== Saved data entries ==

☆ ☆ ☆ ☆

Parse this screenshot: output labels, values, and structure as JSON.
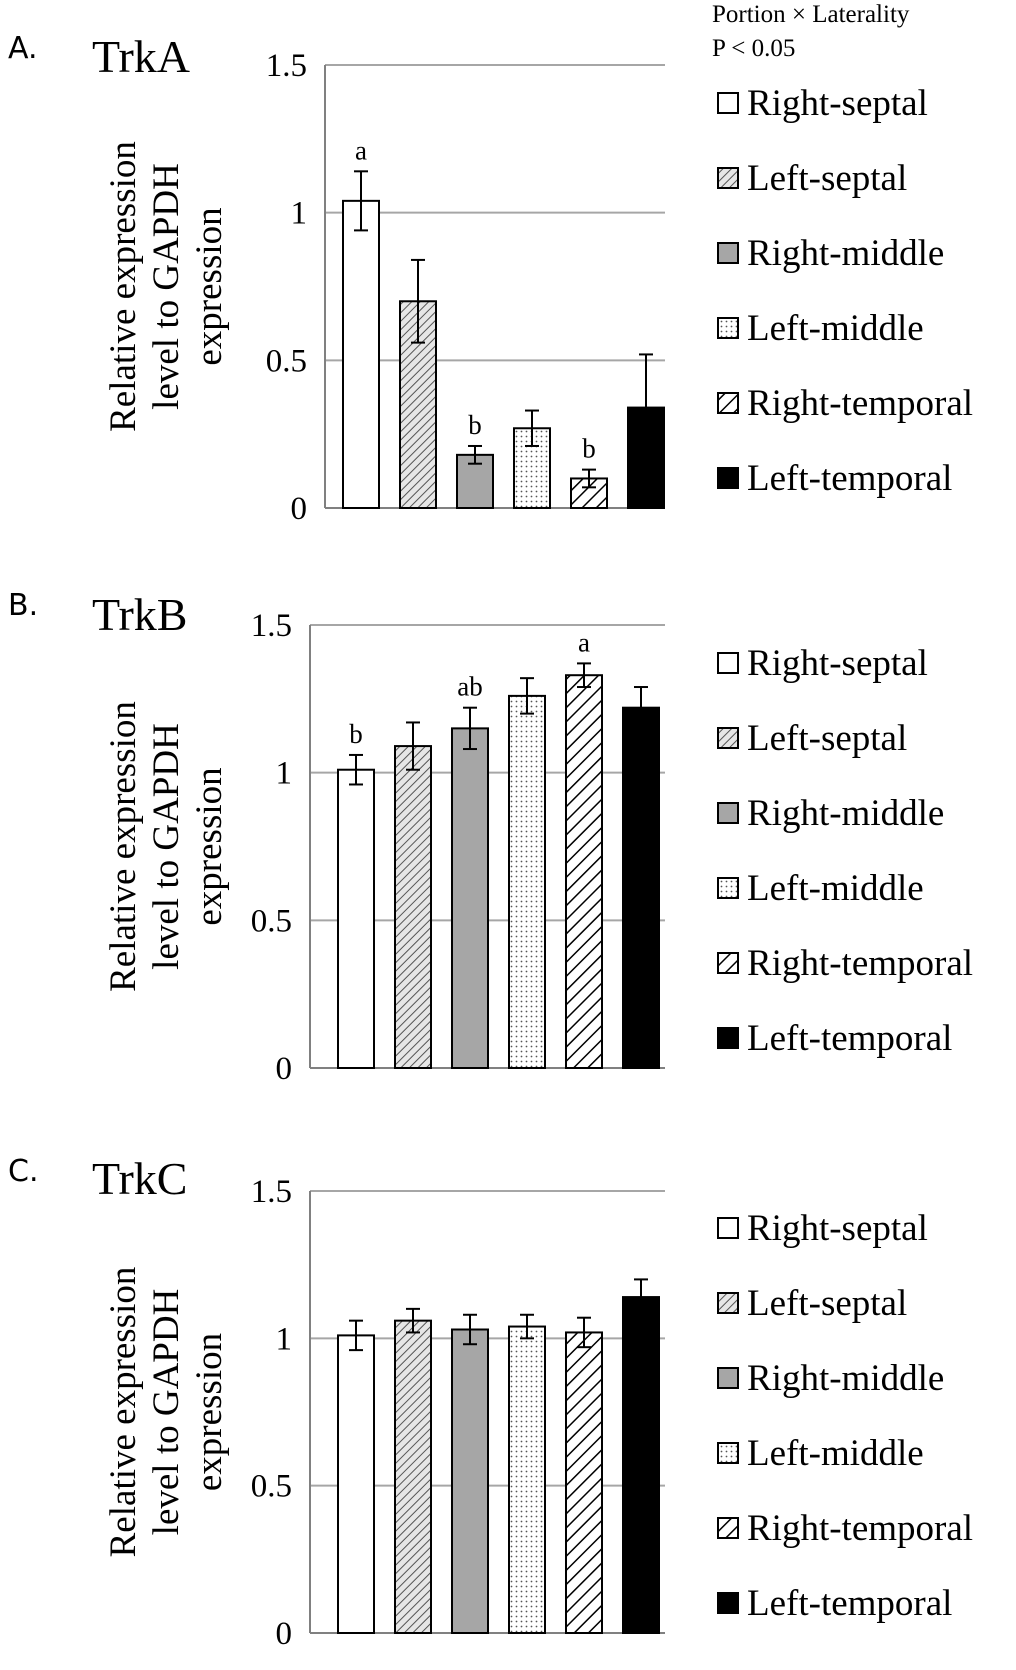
{
  "note": {
    "line1": "Portion × Laterality",
    "line2": "P < 0.05"
  },
  "series_styles": [
    {
      "name": "Right-septal",
      "fill": "#ffffff",
      "pattern": "none"
    },
    {
      "name": "Left-septal",
      "fill": "#d9d9d9",
      "pattern": "diag-fine"
    },
    {
      "name": "Right-middle",
      "fill": "#a6a6a6",
      "pattern": "none"
    },
    {
      "name": "Left-middle",
      "fill": "#ffffff",
      "pattern": "dots"
    },
    {
      "name": "Right-temporal",
      "fill": "#ffffff",
      "pattern": "diag-wide"
    },
    {
      "name": "Left-temporal",
      "fill": "#000000",
      "pattern": "none"
    }
  ],
  "chart_data": [
    {
      "type": "bar",
      "panel": "A.",
      "title": "TrkA",
      "ylabel": [
        "Relative expression",
        "level to GAPDH",
        "expression"
      ],
      "ylim": [
        0,
        1.5
      ],
      "yticks": [
        "0",
        "0.5",
        "1",
        "1.5"
      ],
      "grid": true,
      "legend_position": "right",
      "categories": [
        "Right-septal",
        "Left-septal",
        "Right-middle",
        "Left-middle",
        "Right-temporal",
        "Left-temporal"
      ],
      "values": [
        1.04,
        0.7,
        0.18,
        0.27,
        0.1,
        0.34
      ],
      "errors": [
        0.1,
        0.14,
        0.03,
        0.06,
        0.03,
        0.18
      ],
      "annotations": [
        "a",
        "",
        "b",
        "",
        "b",
        ""
      ]
    },
    {
      "type": "bar",
      "panel": "B.",
      "title": "TrkB",
      "ylabel": [
        "Relative expression",
        "level to GAPDH",
        "expression"
      ],
      "ylim": [
        0,
        1.5
      ],
      "yticks": [
        "0",
        "0.5",
        "1",
        "1.5"
      ],
      "grid": true,
      "legend_position": "right",
      "categories": [
        "Right-septal",
        "Left-septal",
        "Right-middle",
        "Left-middle",
        "Right-temporal",
        "Left-temporal"
      ],
      "values": [
        1.01,
        1.09,
        1.15,
        1.26,
        1.33,
        1.22
      ],
      "errors": [
        0.05,
        0.08,
        0.07,
        0.06,
        0.04,
        0.07
      ],
      "annotations": [
        "b",
        "",
        "ab",
        "",
        "a",
        ""
      ]
    },
    {
      "type": "bar",
      "panel": "C.",
      "title": "TrkC",
      "ylabel": [
        "Relative expression",
        "level to GAPDH",
        "expression"
      ],
      "ylim": [
        0,
        1.5
      ],
      "yticks": [
        "0",
        "0.5",
        "1",
        "1.5"
      ],
      "grid": true,
      "legend_position": "right",
      "categories": [
        "Right-septal",
        "Left-septal",
        "Right-middle",
        "Left-middle",
        "Right-temporal",
        "Left-temporal"
      ],
      "values": [
        1.01,
        1.06,
        1.03,
        1.04,
        1.02,
        1.14
      ],
      "errors": [
        0.05,
        0.04,
        0.05,
        0.04,
        0.05,
        0.06
      ],
      "annotations": [
        "",
        "",
        "",
        "",
        "",
        ""
      ]
    }
  ]
}
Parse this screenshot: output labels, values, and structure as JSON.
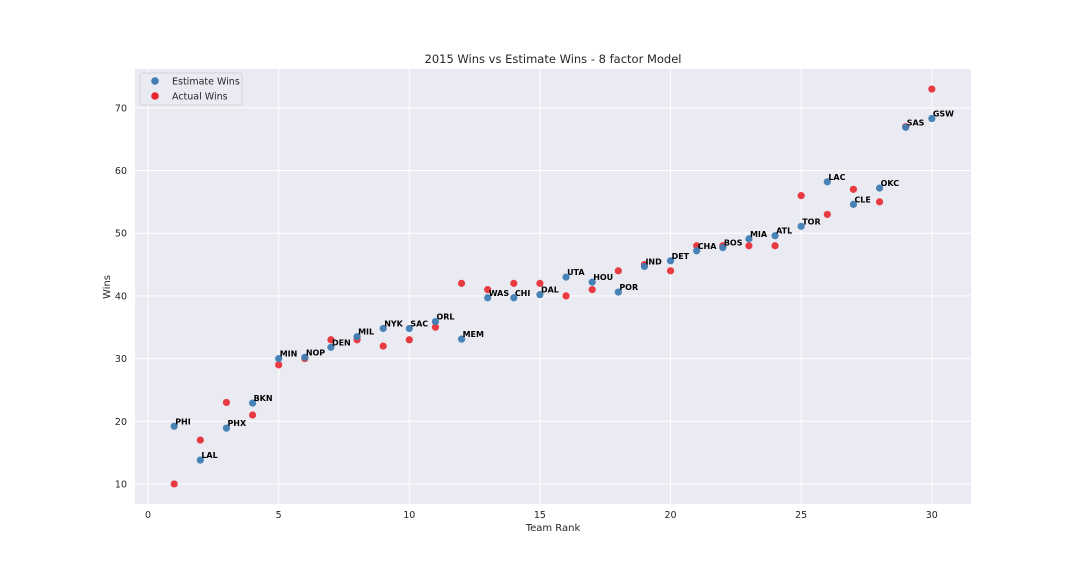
{
  "chart_data": {
    "type": "scatter",
    "title": "2015 Wins vs Estimate Wins - 8 factor Model",
    "xlabel": "Team Rank",
    "ylabel": "Wins",
    "xlim": [
      -0.5,
      31.5
    ],
    "ylim": [
      6.8,
      76.2
    ],
    "xticks": [
      0,
      5,
      10,
      15,
      20,
      25,
      30
    ],
    "yticks": [
      10,
      20,
      30,
      40,
      50,
      60,
      70
    ],
    "grid": true,
    "legend_position": "top-left",
    "series": [
      {
        "name": "Estimate Wins",
        "color": "#3f7db3",
        "points": [
          {
            "x": 1,
            "y": 19.2,
            "label": "PHI"
          },
          {
            "x": 2,
            "y": 13.8,
            "label": "LAL"
          },
          {
            "x": 3,
            "y": 18.9,
            "label": "PHX"
          },
          {
            "x": 4,
            "y": 22.9,
            "label": "BKN"
          },
          {
            "x": 5,
            "y": 30.0,
            "label": "MIN"
          },
          {
            "x": 6,
            "y": 30.2,
            "label": "NOP"
          },
          {
            "x": 7,
            "y": 31.8,
            "label": "DEN"
          },
          {
            "x": 8,
            "y": 33.5,
            "label": "MIL"
          },
          {
            "x": 9,
            "y": 34.8,
            "label": "NYK"
          },
          {
            "x": 10,
            "y": 34.8,
            "label": "SAC"
          },
          {
            "x": 11,
            "y": 35.9,
            "label": "ORL"
          },
          {
            "x": 12,
            "y": 33.1,
            "label": "MEM"
          },
          {
            "x": 13,
            "y": 39.7,
            "label": "WAS"
          },
          {
            "x": 14,
            "y": 39.7,
            "label": "CHI"
          },
          {
            "x": 15,
            "y": 40.2,
            "label": "DAL"
          },
          {
            "x": 16,
            "y": 43.0,
            "label": "UTA"
          },
          {
            "x": 17,
            "y": 42.2,
            "label": "HOU"
          },
          {
            "x": 18,
            "y": 40.6,
            "label": "POR"
          },
          {
            "x": 19,
            "y": 44.7,
            "label": "IND"
          },
          {
            "x": 20,
            "y": 45.6,
            "label": "DET"
          },
          {
            "x": 21,
            "y": 47.2,
            "label": "CHA"
          },
          {
            "x": 22,
            "y": 47.7,
            "label": "BOS"
          },
          {
            "x": 23,
            "y": 49.1,
            "label": "MIA"
          },
          {
            "x": 24,
            "y": 49.6,
            "label": "ATL"
          },
          {
            "x": 25,
            "y": 51.1,
            "label": "TOR"
          },
          {
            "x": 26,
            "y": 58.2,
            "label": "LAC"
          },
          {
            "x": 27,
            "y": 54.6,
            "label": "CLE"
          },
          {
            "x": 28,
            "y": 57.2,
            "label": "OKC"
          },
          {
            "x": 29,
            "y": 66.9,
            "label": "SAS"
          },
          {
            "x": 30,
            "y": 68.3,
            "label": "GSW"
          }
        ]
      },
      {
        "name": "Actual Wins",
        "color": "#e8272d",
        "points": [
          {
            "x": 1,
            "y": 10
          },
          {
            "x": 2,
            "y": 17
          },
          {
            "x": 3,
            "y": 23
          },
          {
            "x": 4,
            "y": 21
          },
          {
            "x": 5,
            "y": 29
          },
          {
            "x": 6,
            "y": 30
          },
          {
            "x": 7,
            "y": 33
          },
          {
            "x": 8,
            "y": 33
          },
          {
            "x": 9,
            "y": 32
          },
          {
            "x": 10,
            "y": 33
          },
          {
            "x": 11,
            "y": 35
          },
          {
            "x": 12,
            "y": 42
          },
          {
            "x": 13,
            "y": 41
          },
          {
            "x": 14,
            "y": 42
          },
          {
            "x": 15,
            "y": 42
          },
          {
            "x": 16,
            "y": 40
          },
          {
            "x": 17,
            "y": 41
          },
          {
            "x": 18,
            "y": 44
          },
          {
            "x": 19,
            "y": 45
          },
          {
            "x": 20,
            "y": 44
          },
          {
            "x": 21,
            "y": 48
          },
          {
            "x": 22,
            "y": 48
          },
          {
            "x": 23,
            "y": 48
          },
          {
            "x": 24,
            "y": 48
          },
          {
            "x": 25,
            "y": 56
          },
          {
            "x": 26,
            "y": 53
          },
          {
            "x": 27,
            "y": 57
          },
          {
            "x": 28,
            "y": 55
          },
          {
            "x": 29,
            "y": 67
          },
          {
            "x": 30,
            "y": 73
          }
        ]
      }
    ]
  }
}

☆ ☆ ☆ ☆

== THE TASK ==
Exact duplication of all the records is required; pictures are omitted from the copy.

== SOLUTION FOR THIS EXERCISE ==
Parse this screenshot: output labels, values, and structure as JSON.
{
  "note": {
    "line1": "Portion × Laterality",
    "line2": "P < 0.05"
  },
  "series_styles": [
    {
      "name": "Right-septal",
      "fill": "#ffffff",
      "pattern": "none"
    },
    {
      "name": "Left-septal",
      "fill": "#d9d9d9",
      "pattern": "diag-fine"
    },
    {
      "name": "Right-middle",
      "fill": "#a6a6a6",
      "pattern": "none"
    },
    {
      "name": "Left-middle",
      "fill": "#ffffff",
      "pattern": "dots"
    },
    {
      "name": "Right-temporal",
      "fill": "#ffffff",
      "pattern": "diag-wide"
    },
    {
      "name": "Left-temporal",
      "fill": "#000000",
      "pattern": "none"
    }
  ],
  "chart_data": [
    {
      "type": "bar",
      "panel": "A.",
      "title": "TrkA",
      "ylabel": [
        "Relative expression",
        "level to GAPDH",
        "expression"
      ],
      "ylim": [
        0,
        1.5
      ],
      "yticks": [
        "0",
        "0.5",
        "1",
        "1.5"
      ],
      "grid": true,
      "legend_position": "right",
      "categories": [
        "Right-septal",
        "Left-septal",
        "Right-middle",
        "Left-middle",
        "Right-temporal",
        "Left-temporal"
      ],
      "values": [
        1.04,
        0.7,
        0.18,
        0.27,
        0.1,
        0.34
      ],
      "errors": [
        0.1,
        0.14,
        0.03,
        0.06,
        0.03,
        0.18
      ],
      "annotations": [
        "a",
        "",
        "b",
        "",
        "b",
        ""
      ]
    },
    {
      "type": "bar",
      "panel": "B.",
      "title": "TrkB",
      "ylabel": [
        "Relative expression",
        "level to GAPDH",
        "expression"
      ],
      "ylim": [
        0,
        1.5
      ],
      "yticks": [
        "0",
        "0.5",
        "1",
        "1.5"
      ],
      "grid": true,
      "legend_position": "right",
      "categories": [
        "Right-septal",
        "Left-septal",
        "Right-middle",
        "Left-middle",
        "Right-temporal",
        "Left-temporal"
      ],
      "values": [
        1.01,
        1.09,
        1.15,
        1.26,
        1.33,
        1.22
      ],
      "errors": [
        0.05,
        0.08,
        0.07,
        0.06,
        0.04,
        0.07
      ],
      "annotations": [
        "b",
        "",
        "ab",
        "",
        "a",
        ""
      ]
    },
    {
      "type": "bar",
      "panel": "C.",
      "title": "TrkC",
      "ylabel": [
        "Relative expression",
        "level to GAPDH",
        "expression"
      ],
      "ylim": [
        0,
        1.5
      ],
      "yticks": [
        "0",
        "0.5",
        "1",
        "1.5"
      ],
      "grid": true,
      "legend_position": "right",
      "categories": [
        "Right-septal",
        "Left-septal",
        "Right-middle",
        "Left-middle",
        "Right-temporal",
        "Left-temporal"
      ],
      "values": [
        1.01,
        1.06,
        1.03,
        1.04,
        1.02,
        1.14
      ],
      "errors": [
        0.05,
        0.04,
        0.05,
        0.04,
        0.05,
        0.06
      ],
      "annotations": [
        "",
        "",
        "",
        "",
        "",
        ""
      ]
    }
  ]
}
Parse this screenshot: output labels, values, and structure as JSON.
{
  "chart_data": {
    "type": "scatter",
    "title": "2015 Wins vs Estimate Wins - 8 factor Model",
    "xlabel": "Team Rank",
    "ylabel": "Wins",
    "xlim": [
      -0.5,
      31.5
    ],
    "ylim": [
      6.8,
      76.2
    ],
    "xticks": [
      0,
      5,
      10,
      15,
      20,
      25,
      30
    ],
    "yticks": [
      10,
      20,
      30,
      40,
      50,
      60,
      70
    ],
    "grid": true,
    "legend_position": "top-left",
    "series": [
      {
        "name": "Estimate Wins",
        "color": "#3f7db3",
        "points": [
          {
            "x": 1,
            "y": 19.2,
            "label": "PHI"
          },
          {
            "x": 2,
            "y": 13.8,
            "label": "LAL"
          },
          {
            "x": 3,
            "y": 18.9,
            "label": "PHX"
          },
          {
            "x": 4,
            "y": 22.9,
            "label": "BKN"
          },
          {
            "x": 5,
            "y": 30.0,
            "label": "MIN"
          },
          {
            "x": 6,
            "y": 30.2,
            "label": "NOP"
          },
          {
            "x": 7,
            "y": 31.8,
            "label": "DEN"
          },
          {
            "x": 8,
            "y": 33.5,
            "label": "MIL"
          },
          {
            "x": 9,
            "y": 34.8,
            "label": "NYK"
          },
          {
            "x": 10,
            "y": 34.8,
            "label": "SAC"
          },
          {
            "x": 11,
            "y": 35.9,
            "label": "ORL"
          },
          {
            "x": 12,
            "y": 33.1,
            "label": "MEM"
          },
          {
            "x": 13,
            "y": 39.7,
            "label": "WAS"
          },
          {
            "x": 14,
            "y": 39.7,
            "label": "CHI"
          },
          {
            "x": 15,
            "y": 40.2,
            "label": "DAL"
          },
          {
            "x": 16,
            "y": 43.0,
            "label": "UTA"
          },
          {
            "x": 17,
            "y": 42.2,
            "label": "HOU"
          },
          {
            "x": 18,
            "y": 40.6,
            "label": "POR"
          },
          {
            "x": 19,
            "y": 44.7,
            "label": "IND"
          },
          {
            "x": 20,
            "y": 45.6,
            "label": "DET"
          },
          {
            "x": 21,
            "y": 47.2,
            "label": "CHA"
          },
          {
            "x": 22,
            "y": 47.7,
            "label": "BOS"
          },
          {
            "x": 23,
            "y": 49.1,
            "label": "MIA"
          },
          {
            "x": 24,
            "y": 49.6,
            "label": "ATL"
          },
          {
            "x": 25,
            "y": 51.1,
            "label": "TOR"
          },
          {
            "x": 26,
            "y": 58.2,
            "label": "LAC"
          },
          {
            "x": 27,
            "y": 54.6,
            "label": "CLE"
          },
          {
            "x": 28,
            "y": 57.2,
            "label": "OKC"
          },
          {
            "x": 29,
            "y": 66.9,
            "label": "SAS"
          },
          {
            "x": 30,
            "y": 68.3,
            "label": "GSW"
          }
        ]
      },
      {
        "name": "Actual Wins",
        "color": "#e8272d",
        "points": [
          {
            "x": 1,
            "y": 10
          },
          {
            "x": 2,
            "y": 17
          },
          {
            "x": 3,
            "y": 23
          },
          {
            "x": 4,
            "y": 21
          },
          {
            "x": 5,
            "y": 29
          },
          {
            "x": 6,
            "y": 30
          },
          {
            "x": 7,
            "y": 33
          },
          {
            "x": 8,
            "y": 33
          },
          {
            "x": 9,
            "y": 32
          },
          {
            "x": 10,
            "y": 33
          },
          {
            "x": 11,
            "y": 35
          },
          {
            "x": 12,
            "y": 42
          },
          {
            "x": 13,
            "y": 41
          },
          {
            "x": 14,
            "y": 42
          },
          {
            "x": 15,
            "y": 42
          },
          {
            "x": 16,
            "y": 40
          },
          {
            "x": 17,
            "y": 41
          },
          {
            "x": 18,
            "y": 44
          },
          {
            "x": 19,
            "y": 45
          },
          {
            "x": 20,
            "y": 44
          },
          {
            "x": 21,
            "y": 48
          },
          {
            "x": 22,
            "y": 48
          },
          {
            "x": 23,
            "y": 48
          },
          {
            "x": 24,
            "y": 48
          },
          {
            "x": 25,
            "y": 56
          },
          {
            "x": 26,
            "y": 53
          },
          {
            "x": 27,
            "y": 57
          },
          {
            "x": 28,
            "y": 55
          },
          {
            "x": 29,
            "y": 67
          },
          {
            "x": 30,
            "y": 73
          }
        ]
      }
    ]
  }
}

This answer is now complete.